> _What is expected_: Write out all the entries word for word and omit any pictures.
## start
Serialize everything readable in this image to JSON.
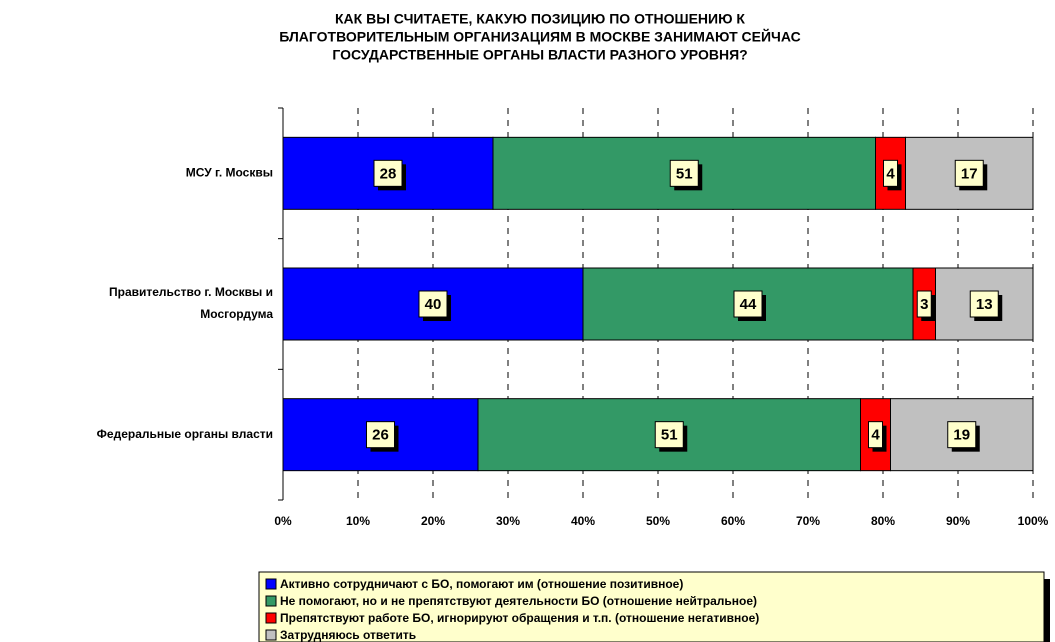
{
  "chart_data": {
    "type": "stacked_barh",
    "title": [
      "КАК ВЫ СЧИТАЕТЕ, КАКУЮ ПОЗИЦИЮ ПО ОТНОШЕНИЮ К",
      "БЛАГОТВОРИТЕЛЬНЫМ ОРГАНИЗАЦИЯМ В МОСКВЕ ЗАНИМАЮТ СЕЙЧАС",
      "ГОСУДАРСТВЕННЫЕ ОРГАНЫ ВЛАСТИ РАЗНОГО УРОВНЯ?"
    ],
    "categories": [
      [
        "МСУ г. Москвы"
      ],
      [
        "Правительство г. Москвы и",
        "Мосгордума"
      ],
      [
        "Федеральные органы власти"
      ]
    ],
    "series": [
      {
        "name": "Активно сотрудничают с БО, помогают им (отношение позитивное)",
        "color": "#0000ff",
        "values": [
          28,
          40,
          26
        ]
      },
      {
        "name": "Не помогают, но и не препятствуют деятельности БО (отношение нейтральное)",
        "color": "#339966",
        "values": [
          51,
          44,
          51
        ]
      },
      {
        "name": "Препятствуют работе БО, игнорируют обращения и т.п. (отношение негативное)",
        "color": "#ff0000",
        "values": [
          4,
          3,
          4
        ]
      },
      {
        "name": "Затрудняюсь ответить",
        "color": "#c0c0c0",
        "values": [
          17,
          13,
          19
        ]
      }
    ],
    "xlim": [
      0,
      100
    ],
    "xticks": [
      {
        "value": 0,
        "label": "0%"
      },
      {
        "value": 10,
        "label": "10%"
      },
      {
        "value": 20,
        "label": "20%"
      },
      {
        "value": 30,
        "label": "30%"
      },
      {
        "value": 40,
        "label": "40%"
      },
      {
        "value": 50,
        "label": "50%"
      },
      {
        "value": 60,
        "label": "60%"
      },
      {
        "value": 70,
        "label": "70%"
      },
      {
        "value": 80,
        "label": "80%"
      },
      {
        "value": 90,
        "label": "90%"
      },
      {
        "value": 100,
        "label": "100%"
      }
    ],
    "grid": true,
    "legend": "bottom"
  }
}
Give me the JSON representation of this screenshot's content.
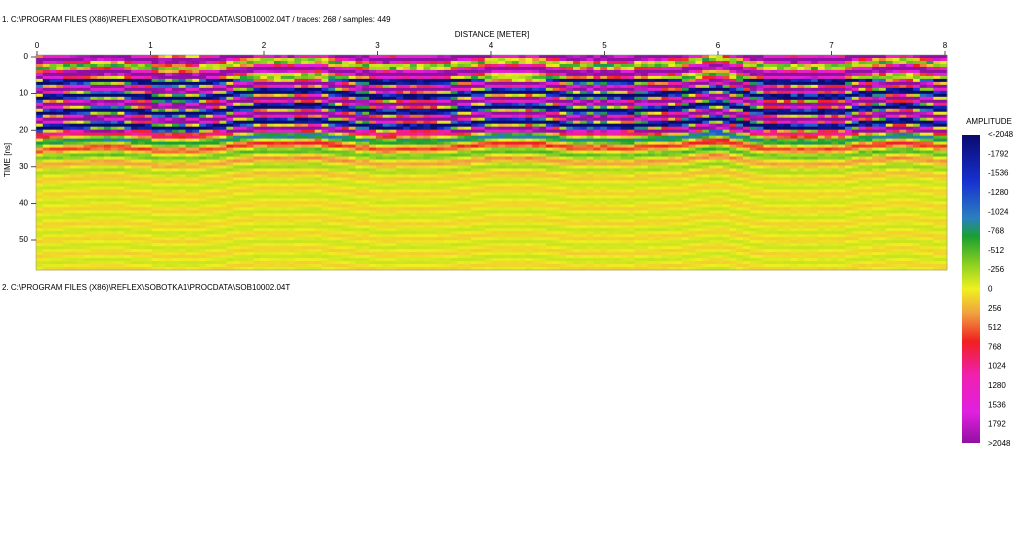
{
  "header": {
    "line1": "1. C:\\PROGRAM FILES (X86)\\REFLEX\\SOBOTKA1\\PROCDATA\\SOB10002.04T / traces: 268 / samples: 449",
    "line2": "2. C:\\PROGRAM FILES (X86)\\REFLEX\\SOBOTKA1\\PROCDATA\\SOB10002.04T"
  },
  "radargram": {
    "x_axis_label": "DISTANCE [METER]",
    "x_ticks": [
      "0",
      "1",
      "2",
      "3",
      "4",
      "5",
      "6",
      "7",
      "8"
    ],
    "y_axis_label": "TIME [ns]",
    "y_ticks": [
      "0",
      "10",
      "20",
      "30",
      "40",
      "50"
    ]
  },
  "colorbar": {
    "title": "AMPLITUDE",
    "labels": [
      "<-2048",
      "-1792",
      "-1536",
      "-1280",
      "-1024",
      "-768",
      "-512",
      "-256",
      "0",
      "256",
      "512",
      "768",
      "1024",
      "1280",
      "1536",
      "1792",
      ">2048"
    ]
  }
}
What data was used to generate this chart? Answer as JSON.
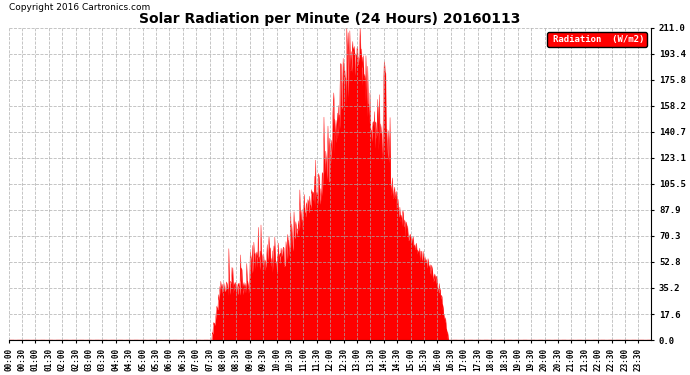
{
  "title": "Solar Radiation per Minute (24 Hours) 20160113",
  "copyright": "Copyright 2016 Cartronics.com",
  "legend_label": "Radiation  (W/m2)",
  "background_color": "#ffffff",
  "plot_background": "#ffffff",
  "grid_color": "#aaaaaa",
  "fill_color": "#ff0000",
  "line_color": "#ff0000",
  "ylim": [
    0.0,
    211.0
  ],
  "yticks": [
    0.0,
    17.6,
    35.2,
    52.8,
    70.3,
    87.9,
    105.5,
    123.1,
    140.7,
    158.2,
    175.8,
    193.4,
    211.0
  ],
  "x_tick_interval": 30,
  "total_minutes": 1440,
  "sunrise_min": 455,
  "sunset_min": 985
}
## end
> _Response to this task_:
Serialize everything readable in this image to JSON.
{
  "chart_data": {
    "type": "stacked_barh",
    "title": [
      "КАК ВЫ СЧИТАЕТЕ, КАКУЮ ПОЗИЦИЮ ПО ОТНОШЕНИЮ К",
      "БЛАГОТВОРИТЕЛЬНЫМ ОРГАНИЗАЦИЯМ В МОСКВЕ ЗАНИМАЮТ СЕЙЧАС",
      "ГОСУДАРСТВЕННЫЕ ОРГАНЫ ВЛАСТИ РАЗНОГО УРОВНЯ?"
    ],
    "categories": [
      [
        "МСУ г. Москвы"
      ],
      [
        "Правительство г. Москвы и",
        "Мосгордума"
      ],
      [
        "Федеральные органы власти"
      ]
    ],
    "series": [
      {
        "name": "Активно сотрудничают с БО, помогают им (отношение позитивное)",
        "color": "#0000ff",
        "values": [
          28,
          40,
          26
        ]
      },
      {
        "name": "Не помогают, но и не препятствуют деятельности БО (отношение нейтральное)",
        "color": "#339966",
        "values": [
          51,
          44,
          51
        ]
      },
      {
        "name": "Препятствуют работе БО, игнорируют обращения и т.п. (отношение негативное)",
        "color": "#ff0000",
        "values": [
          4,
          3,
          4
        ]
      },
      {
        "name": "Затрудняюсь ответить",
        "color": "#c0c0c0",
        "values": [
          17,
          13,
          19
        ]
      }
    ],
    "xlim": [
      0,
      100
    ],
    "xticks": [
      {
        "value": 0,
        "label": "0%"
      },
      {
        "value": 10,
        "label": "10%"
      },
      {
        "value": 20,
        "label": "20%"
      },
      {
        "value": 30,
        "label": "30%"
      },
      {
        "value": 40,
        "label": "40%"
      },
      {
        "value": 50,
        "label": "50%"
      },
      {
        "value": 60,
        "label": "60%"
      },
      {
        "value": 70,
        "label": "70%"
      },
      {
        "value": 80,
        "label": "80%"
      },
      {
        "value": 90,
        "label": "90%"
      },
      {
        "value": 100,
        "label": "100%"
      }
    ],
    "grid": true,
    "legend": "bottom"
  }
}
Give me the JSON representation of this screenshot's content.
{
  "header": {
    "line1": "1. C:\\PROGRAM FILES (X86)\\REFLEX\\SOBOTKA1\\PROCDATA\\SOB10002.04T / traces: 268 / samples: 449",
    "line2": "2. C:\\PROGRAM FILES (X86)\\REFLEX\\SOBOTKA1\\PROCDATA\\SOB10002.04T"
  },
  "radargram": {
    "x_axis_label": "DISTANCE [METER]",
    "x_ticks": [
      "0",
      "1",
      "2",
      "3",
      "4",
      "5",
      "6",
      "7",
      "8"
    ],
    "y_axis_label": "TIME [ns]",
    "y_ticks": [
      "0",
      "10",
      "20",
      "30",
      "40",
      "50"
    ]
  },
  "colorbar": {
    "title": "AMPLITUDE",
    "labels": [
      "<-2048",
      "-1792",
      "-1536",
      "-1280",
      "-1024",
      "-768",
      "-512",
      "-256",
      "0",
      "256",
      "512",
      "768",
      "1024",
      "1280",
      "1536",
      "1792",
      ">2048"
    ]
  }
}
What data was used to generate this chart? Answer as JSON.
{
  "title": "Solar Radiation per Minute (24 Hours) 20160113",
  "copyright": "Copyright 2016 Cartronics.com",
  "legend_label": "Radiation  (W/m2)",
  "background_color": "#ffffff",
  "plot_background": "#ffffff",
  "grid_color": "#aaaaaa",
  "fill_color": "#ff0000",
  "line_color": "#ff0000",
  "ylim": [
    0.0,
    211.0
  ],
  "yticks": [
    0.0,
    17.6,
    35.2,
    52.8,
    70.3,
    87.9,
    105.5,
    123.1,
    140.7,
    158.2,
    175.8,
    193.4,
    211.0
  ],
  "x_tick_interval": 30,
  "total_minutes": 1440,
  "sunrise_min": 455,
  "sunset_min": 985
}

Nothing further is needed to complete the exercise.